◆ TASK INSTRUCTIONS:
Will you write out, word for word, every line from the one with "What data populates" to the final line of the data below, with the pictures left out?
**** RECORDED INFORMATION
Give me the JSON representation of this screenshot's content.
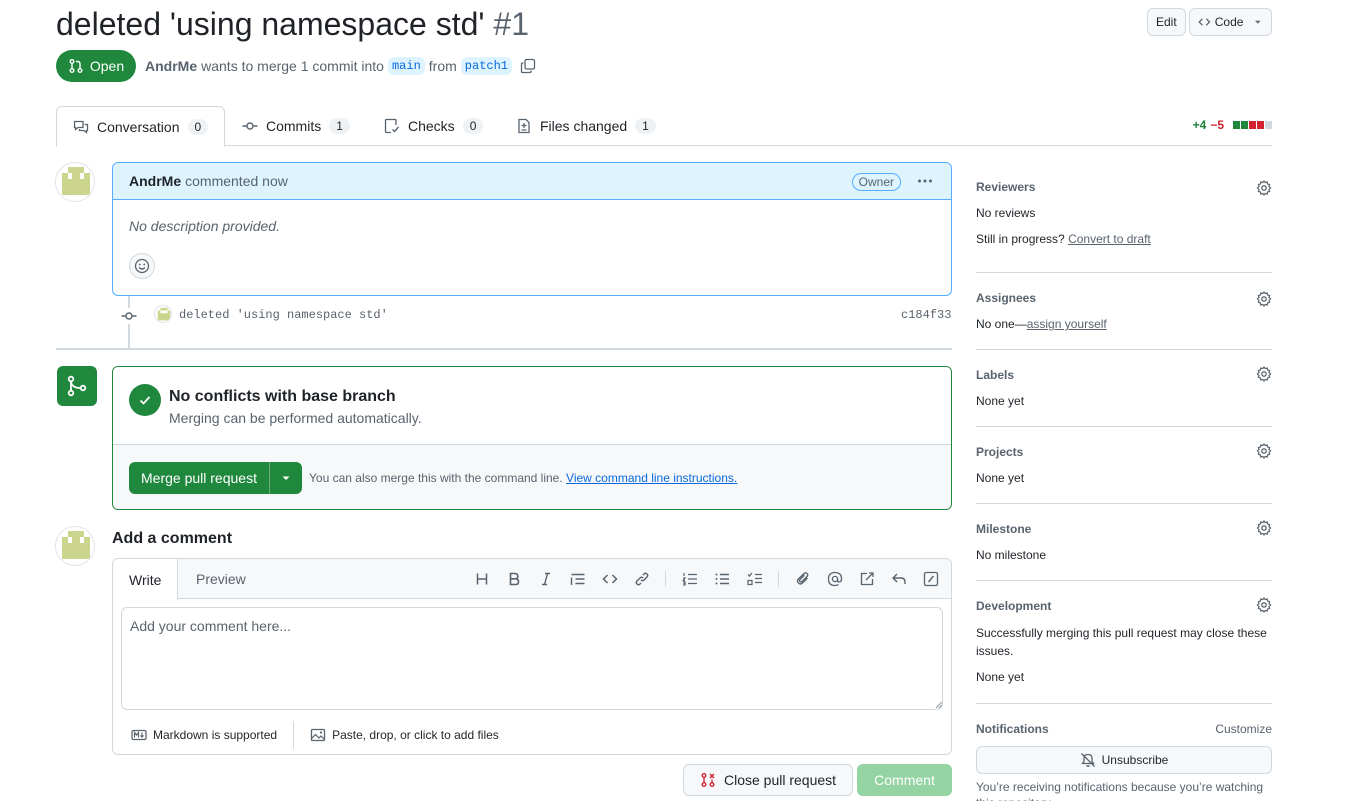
{
  "header": {
    "title": "deleted 'using namespace std'",
    "number": "#1",
    "edit_label": "Edit",
    "code_label": "Code",
    "state_label": "Open",
    "author": "AndrMe",
    "merge_text": "wants to merge 1 commit into",
    "base_branch": "main",
    "from_text": "from",
    "head_branch": "patch1"
  },
  "tabs": [
    {
      "label": "Conversation",
      "count": "0"
    },
    {
      "label": "Commits",
      "count": "1"
    },
    {
      "label": "Checks",
      "count": "0"
    },
    {
      "label": "Files changed",
      "count": "1"
    }
  ],
  "diffstat": {
    "additions": "+4",
    "deletions": "−5",
    "colors": [
      "#1f883d",
      "#1f883d",
      "#d1242f",
      "#d1242f",
      "#d1d9e0"
    ]
  },
  "comment": {
    "author": "AndrMe",
    "action": "commented now",
    "badge": "Owner",
    "body": "No description provided."
  },
  "commit": {
    "message": "deleted 'using namespace std'",
    "sha": "c184f33"
  },
  "merge": {
    "title": "No conflicts with base branch",
    "subtitle": "Merging can be performed automatically.",
    "button": "Merge pull request",
    "hint": "You can also merge this with the command line.",
    "hint_link": "View command line instructions."
  },
  "add_comment": {
    "title": "Add a comment",
    "tab_write": "Write",
    "tab_preview": "Preview",
    "placeholder": "Add your comment here...",
    "markdown_note": "Markdown is supported",
    "attach_note": "Paste, drop, or click to add files",
    "close_button": "Close pull request",
    "comment_button": "Comment"
  },
  "sidebar": {
    "reviewers": {
      "title": "Reviewers",
      "value": "No reviews",
      "progress_q": "Still in progress?",
      "progress_link": "Convert to draft"
    },
    "assignees": {
      "title": "Assignees",
      "value": "No one—",
      "link": "assign yourself"
    },
    "labels": {
      "title": "Labels",
      "value": "None yet"
    },
    "projects": {
      "title": "Projects",
      "value": "None yet"
    },
    "milestone": {
      "title": "Milestone",
      "value": "No milestone"
    },
    "development": {
      "title": "Development",
      "note": "Successfully merging this pull request may close these issues.",
      "value": "None yet"
    },
    "notifications": {
      "title": "Notifications",
      "customize": "Customize",
      "button": "Unsubscribe",
      "note": "You’re receiving notifications because you’re watching this repository."
    }
  },
  "colors": {
    "green": "#1f883d",
    "blue": "#0969da",
    "accent_bg": "#ddf4ff"
  }
}
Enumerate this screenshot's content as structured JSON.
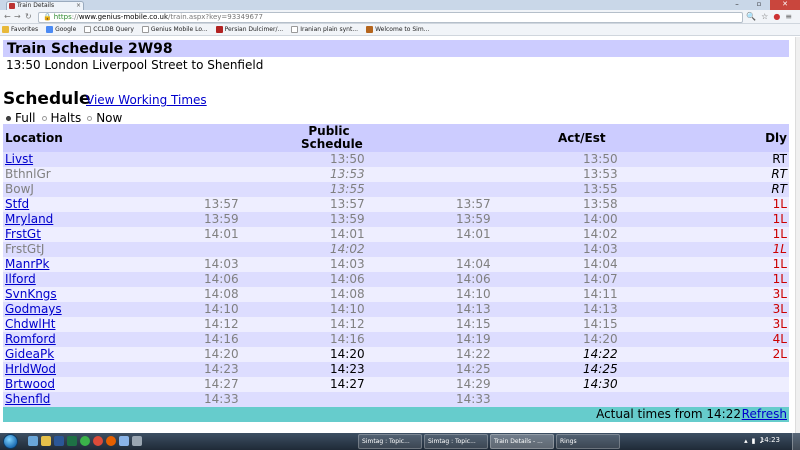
{
  "browser": {
    "tab_title": "Train Details",
    "tab_close": "×",
    "window_controls": [
      "–",
      "▫",
      "✕"
    ],
    "url_scheme": "https",
    "url_host": "www.genius-mobile.co.uk",
    "url_rest": "/train.aspx?key=93349677",
    "bookmarks": [
      {
        "label": "Favorites",
        "color": "#e8b93a"
      },
      {
        "label": "Google",
        "color": "#4a8af4"
      },
      {
        "label": "CCLDB Query",
        "color": "#888888"
      },
      {
        "label": "Genius Mobile Lo...",
        "color": "#888888"
      },
      {
        "label": "Persian Dulcimer/...",
        "color": "#b22222"
      },
      {
        "label": "Iranian plain synt...",
        "color": "#888888"
      },
      {
        "label": "Welcome to Sim...",
        "color": "#b5651d"
      }
    ]
  },
  "page": {
    "title": "Train Schedule 2W98",
    "subtitle": "13:50 London Liverpool Street to Shenfield",
    "schedule_heading": "Schedule",
    "working_times_link": "View Working Times",
    "radios": [
      {
        "label": "Full",
        "checked": true
      },
      {
        "label": "Halts",
        "checked": false
      },
      {
        "label": "Now",
        "checked": false
      }
    ]
  },
  "table": {
    "headers": {
      "location": "Location",
      "public_line1": "Public",
      "public_line2": "Schedule",
      "act_est": "Act/Est",
      "dly": "Dly"
    },
    "rows": [
      {
        "loc": "Livst",
        "link": true,
        "wtt": "",
        "pub": "13:50",
        "pub_style": "g",
        "wact": "",
        "act": "13:50",
        "act_style": "g",
        "dly": "RT",
        "dly_style": "k"
      },
      {
        "loc": "BthnlGr",
        "link": false,
        "wtt": "",
        "pub": "13:53",
        "pub_style": "g it",
        "wact": "",
        "act": "13:53",
        "act_style": "g",
        "dly": "RT",
        "dly_style": "k it"
      },
      {
        "loc": "BowJ",
        "link": false,
        "wtt": "",
        "pub": "13:55",
        "pub_style": "g it",
        "wact": "",
        "act": "13:55",
        "act_style": "g",
        "dly": "RT",
        "dly_style": "k it"
      },
      {
        "loc": "Stfd",
        "link": true,
        "wtt": "13:57",
        "pub": "13:57",
        "pub_style": "g",
        "wact": "13:57",
        "act": "13:58",
        "act_style": "g",
        "dly": "1L",
        "dly_style": "red"
      },
      {
        "loc": "Mryland",
        "link": true,
        "wtt": "13:59",
        "pub": "13:59",
        "pub_style": "g",
        "wact": "13:59",
        "act": "14:00",
        "act_style": "g",
        "dly": "1L",
        "dly_style": "red"
      },
      {
        "loc": "FrstGt",
        "link": true,
        "wtt": "14:01",
        "pub": "14:01",
        "pub_style": "g",
        "wact": "14:01",
        "act": "14:02",
        "act_style": "g",
        "dly": "1L",
        "dly_style": "red"
      },
      {
        "loc": "FrstGtJ",
        "link": false,
        "wtt": "",
        "pub": "14:02",
        "pub_style": "g it",
        "wact": "",
        "act": "14:03",
        "act_style": "g",
        "dly": "1L",
        "dly_style": "red it"
      },
      {
        "loc": "ManrPk",
        "link": true,
        "wtt": "14:03",
        "pub": "14:03",
        "pub_style": "g",
        "wact": "14:04",
        "act": "14:04",
        "act_style": "g",
        "dly": "1L",
        "dly_style": "red"
      },
      {
        "loc": "Ilford",
        "link": true,
        "wtt": "14:06",
        "pub": "14:06",
        "pub_style": "g",
        "wact": "14:06",
        "act": "14:07",
        "act_style": "g",
        "dly": "1L",
        "dly_style": "red"
      },
      {
        "loc": "SvnKngs",
        "link": true,
        "wtt": "14:08",
        "pub": "14:08",
        "pub_style": "g",
        "wact": "14:10",
        "act": "14:11",
        "act_style": "g",
        "dly": "3L",
        "dly_style": "red"
      },
      {
        "loc": "Godmays",
        "link": true,
        "wtt": "14:10",
        "pub": "14:10",
        "pub_style": "g",
        "wact": "14:13",
        "act": "14:13",
        "act_style": "g",
        "dly": "3L",
        "dly_style": "red"
      },
      {
        "loc": "ChdwlHt",
        "link": true,
        "wtt": "14:12",
        "pub": "14:12",
        "pub_style": "g",
        "wact": "14:15",
        "act": "14:15",
        "act_style": "g",
        "dly": "3L",
        "dly_style": "red"
      },
      {
        "loc": "Romford",
        "link": true,
        "wtt": "14:16",
        "pub": "14:16",
        "pub_style": "g",
        "wact": "14:19",
        "act": "14:20",
        "act_style": "g",
        "dly": "4L",
        "dly_style": "red"
      },
      {
        "loc": "GideaPk",
        "link": true,
        "wtt": "14:20",
        "pub": "14:20",
        "pub_style": "k",
        "wact": "14:22",
        "act": "14:22",
        "act_style": "k it",
        "dly": "2L",
        "dly_style": "red"
      },
      {
        "loc": "HrldWod",
        "link": true,
        "wtt": "14:23",
        "pub": "14:23",
        "pub_style": "k",
        "wact": "14:25",
        "act": "14:25",
        "act_style": "k it",
        "dly": "",
        "dly_style": "k"
      },
      {
        "loc": "Brtwood",
        "link": true,
        "wtt": "14:27",
        "pub": "14:27",
        "pub_style": "k",
        "wact": "14:29",
        "act": "14:30",
        "act_style": "k it",
        "dly": "",
        "dly_style": "k"
      },
      {
        "loc": "Shenfld",
        "link": true,
        "wtt": "14:33",
        "pub": "",
        "pub_style": "k",
        "wact": "14:33",
        "act": "",
        "act_style": "k it",
        "dly": "",
        "dly_style": "k"
      }
    ],
    "footer_text": "Actual times from 14:22",
    "refresh_label": "Refresh"
  },
  "taskbar": {
    "buttons": [
      {
        "label": "Simtag : Topic...",
        "active": false
      },
      {
        "label": "Simtag : Topic...",
        "active": false
      },
      {
        "label": "Train Details - ...",
        "active": true
      },
      {
        "label": "Rings",
        "active": false
      }
    ],
    "clock": "14:23"
  }
}
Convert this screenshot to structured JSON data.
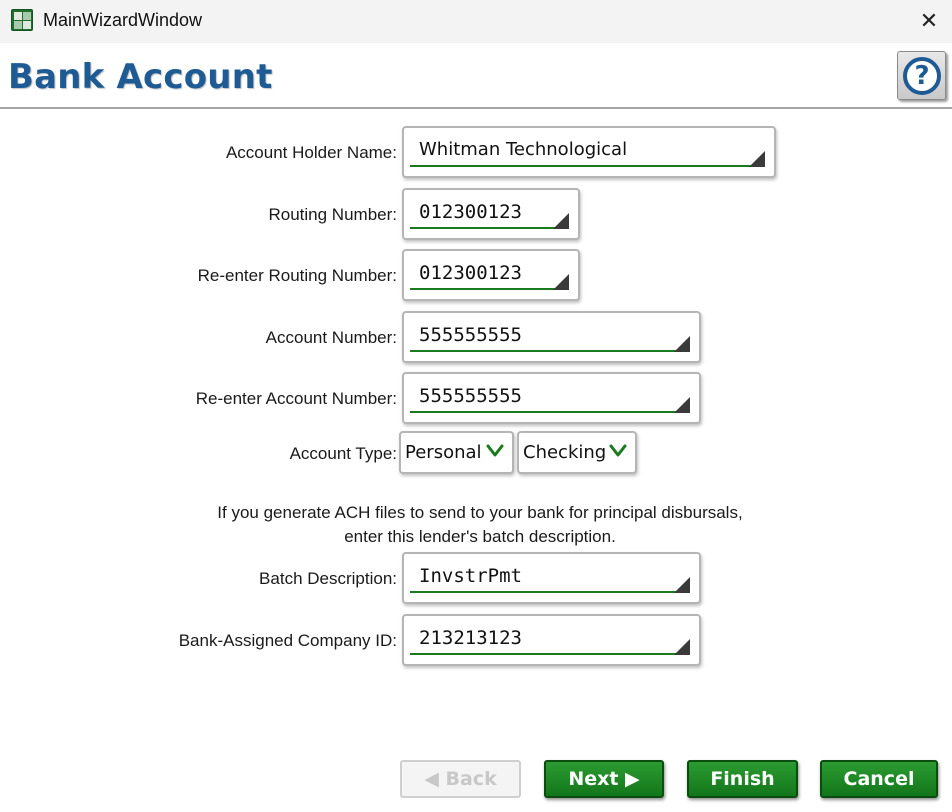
{
  "window": {
    "title": "MainWizardWindow",
    "close_glyph": "✕",
    "icon": "spreadsheet-app-icon"
  },
  "header": {
    "title": "Bank Account",
    "help_glyph": "?"
  },
  "form": {
    "account_holder_name": {
      "label": "Account Holder Name:",
      "value": "Whitman Technological"
    },
    "routing_number": {
      "label": "Routing Number:",
      "value": "012300123"
    },
    "reenter_routing_number": {
      "label": "Re-enter Routing Number:",
      "value": "012300123"
    },
    "account_number": {
      "label": "Account Number:",
      "value": "555555555"
    },
    "reenter_account_number": {
      "label": "Re-enter Account Number:",
      "value": "555555555"
    },
    "account_type": {
      "label": "Account Type:",
      "ownership": "Personal",
      "kind": "Checking"
    },
    "ach_note_line1": "If you generate ACH files to send to your bank for principal disbursals,",
    "ach_note_line2": "enter this lender's batch description.",
    "batch_description": {
      "label": "Batch Description:",
      "value": "InvstrPmt"
    },
    "company_id": {
      "label": "Bank-Assigned Company ID:",
      "value": "213213123"
    }
  },
  "buttons": {
    "back": "◀ Back",
    "next": "Next ▶",
    "finish": "Finish",
    "cancel": "Cancel"
  },
  "colors": {
    "accent_title": "#1e5a94",
    "field_underline": "#197a1e",
    "button_green": "#13761a"
  }
}
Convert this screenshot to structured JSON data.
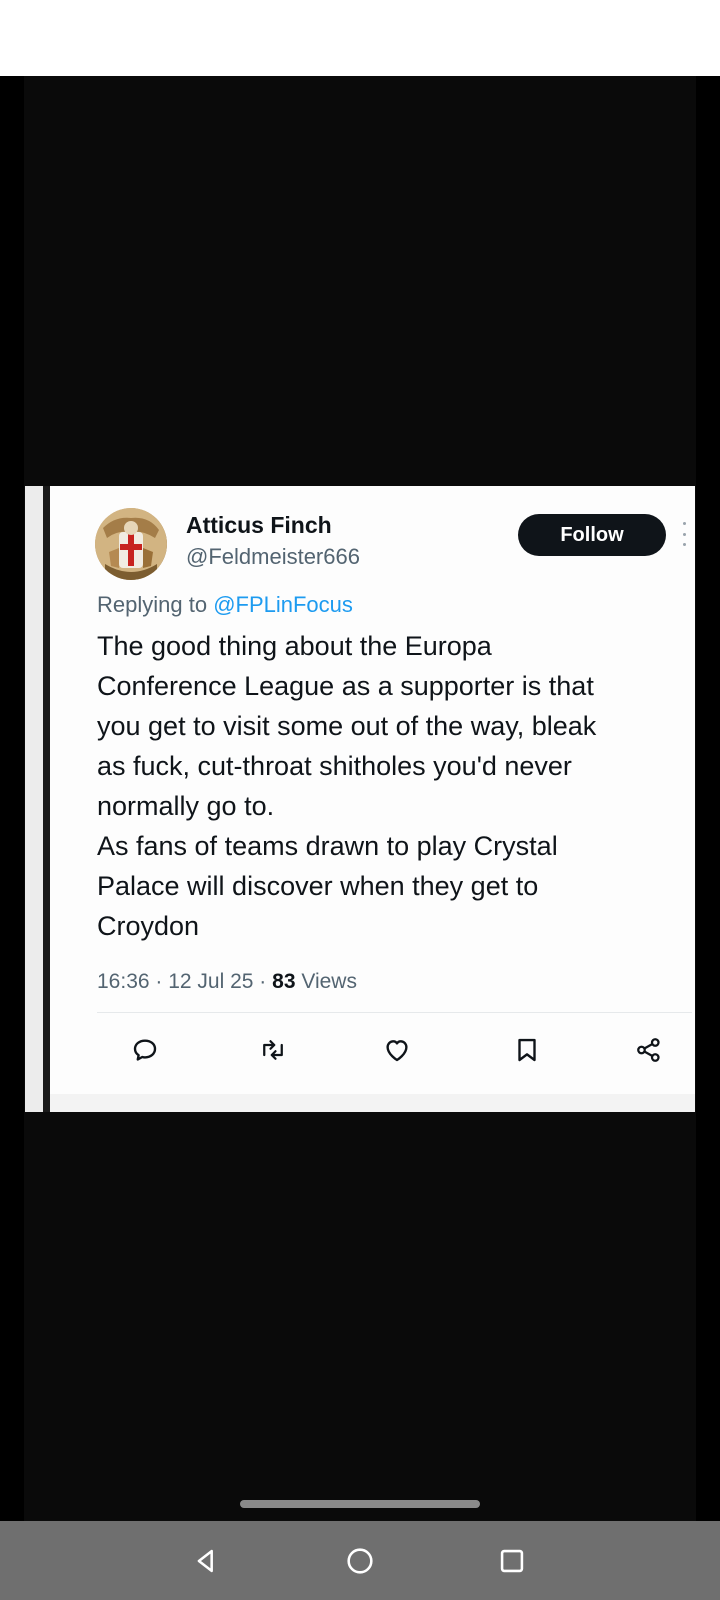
{
  "tweet": {
    "author_name": "Atticus Finch",
    "author_handle": "@Feldmeister666",
    "follow_label": "Follow",
    "reply_prefix": "Replying to ",
    "reply_mention": "@FPLinFocus",
    "text": "The good thing about the Europa\nConference League as a supporter is that\nyou get to visit some out of the way, bleak\nas fuck, cut-throat shitholes you'd never\nnormally go to.\nAs fans of teams drawn to play Crystal\nPalace will discover when they get to\nCroydon",
    "time": "16:36",
    "separator": " · ",
    "date": "12 Jul 25",
    "views_count": "83",
    "views_label": " Views",
    "actions": [
      {
        "name": "reply",
        "icon": "speech-bubble-icon"
      },
      {
        "name": "retweet",
        "icon": "retweet-icon"
      },
      {
        "name": "like",
        "icon": "heart-icon"
      },
      {
        "name": "bookmark",
        "icon": "bookmark-icon"
      },
      {
        "name": "share",
        "icon": "share-icon"
      }
    ]
  },
  "navbar": {
    "buttons": [
      "back",
      "home",
      "recents"
    ]
  },
  "colors": {
    "background": "#0a0a0a",
    "link": "#1d9bf0",
    "secondary_text": "#536471",
    "primary_text": "#0f1419",
    "navbar": "#6f6f6f"
  }
}
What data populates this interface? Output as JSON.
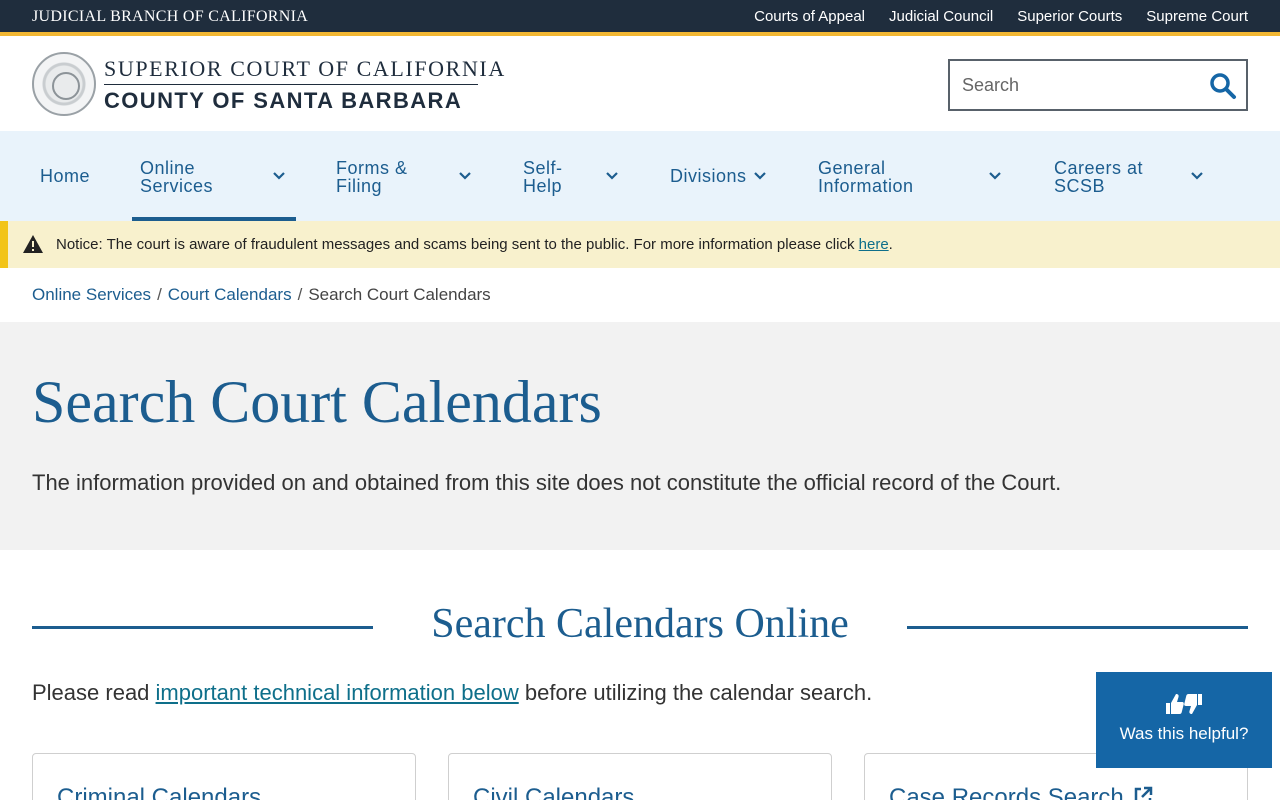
{
  "topbar": {
    "branch": "JUDICIAL BRANCH OF CALIFORNIA",
    "links": [
      "Courts of Appeal",
      "Judicial Council",
      "Superior Courts",
      "Supreme Court"
    ]
  },
  "header": {
    "line1": "SUPERIOR COURT OF CALIFORNIA",
    "line2": "COUNTY OF SANTA BARBARA",
    "search_placeholder": "Search"
  },
  "nav": {
    "items": [
      {
        "label": "Home"
      },
      {
        "label": "Online Services"
      },
      {
        "label": "Forms & Filing"
      },
      {
        "label": "Self-Help"
      },
      {
        "label": "Divisions"
      },
      {
        "label": "General Information"
      },
      {
        "label": "Careers at SCSB"
      }
    ],
    "active": "Online Services"
  },
  "notice": {
    "prefix": "Notice:",
    "text": "The court is aware of fraudulent messages and scams being sent to the public. For more information please click",
    "link": "here",
    "suffix": "."
  },
  "breadcrumb": [
    "Online Services",
    "Court Calendars",
    "Search Court Calendars"
  ],
  "hero": {
    "title": "Search Court Calendars",
    "subtitle": "The information provided on and obtained from this site does not constitute the official record of the Court."
  },
  "section": {
    "title": "Search Calendars Online",
    "intro_before": "Please read",
    "intro_link": "important technical information below",
    "intro_after": "before utilizing the calendar search."
  },
  "cards": [
    "Criminal Calendars",
    "Civil Calendars",
    "Case Records Search"
  ],
  "helpful": {
    "label": "Was this helpful?"
  },
  "colors": {
    "brand_blue": "#1c5d8f",
    "topbar": "#1f2d3d",
    "accent_gold": "#f2b733",
    "notice_bg": "#f8f1cd"
  }
}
********
◆ OUTPUT OF THE TASK:
What data populates this interface? Output as JSON.
{
  "topbar": {
    "branch": "JUDICIAL BRANCH OF CALIFORNIA",
    "links": [
      "Courts of Appeal",
      "Judicial Council",
      "Superior Courts",
      "Supreme Court"
    ]
  },
  "header": {
    "line1": "SUPERIOR COURT OF CALIFORNIA",
    "line2": "COUNTY OF SANTA BARBARA",
    "search_placeholder": "Search"
  },
  "nav": {
    "items": [
      {
        "label": "Home"
      },
      {
        "label": "Online Services"
      },
      {
        "label": "Forms & Filing"
      },
      {
        "label": "Self-Help"
      },
      {
        "label": "Divisions"
      },
      {
        "label": "General Information"
      },
      {
        "label": "Careers at SCSB"
      }
    ],
    "active": "Online Services"
  },
  "notice": {
    "prefix": "Notice:",
    "text": "The court is aware of fraudulent messages and scams being sent to the public. For more information please click",
    "link": "here",
    "suffix": "."
  },
  "breadcrumb": [
    "Online Services",
    "Court Calendars",
    "Search Court Calendars"
  ],
  "hero": {
    "title": "Search Court Calendars",
    "subtitle": "The information provided on and obtained from this site does not constitute the official record of the Court."
  },
  "section": {
    "title": "Search Calendars Online",
    "intro_before": "Please read",
    "intro_link": "important technical information below",
    "intro_after": "before utilizing the calendar search."
  },
  "cards": [
    "Criminal Calendars",
    "Civil Calendars",
    "Case Records Search"
  ],
  "helpful": {
    "label": "Was this helpful?"
  },
  "colors": {
    "brand_blue": "#1c5d8f",
    "topbar": "#1f2d3d",
    "accent_gold": "#f2b733",
    "notice_bg": "#f8f1cd"
  }
}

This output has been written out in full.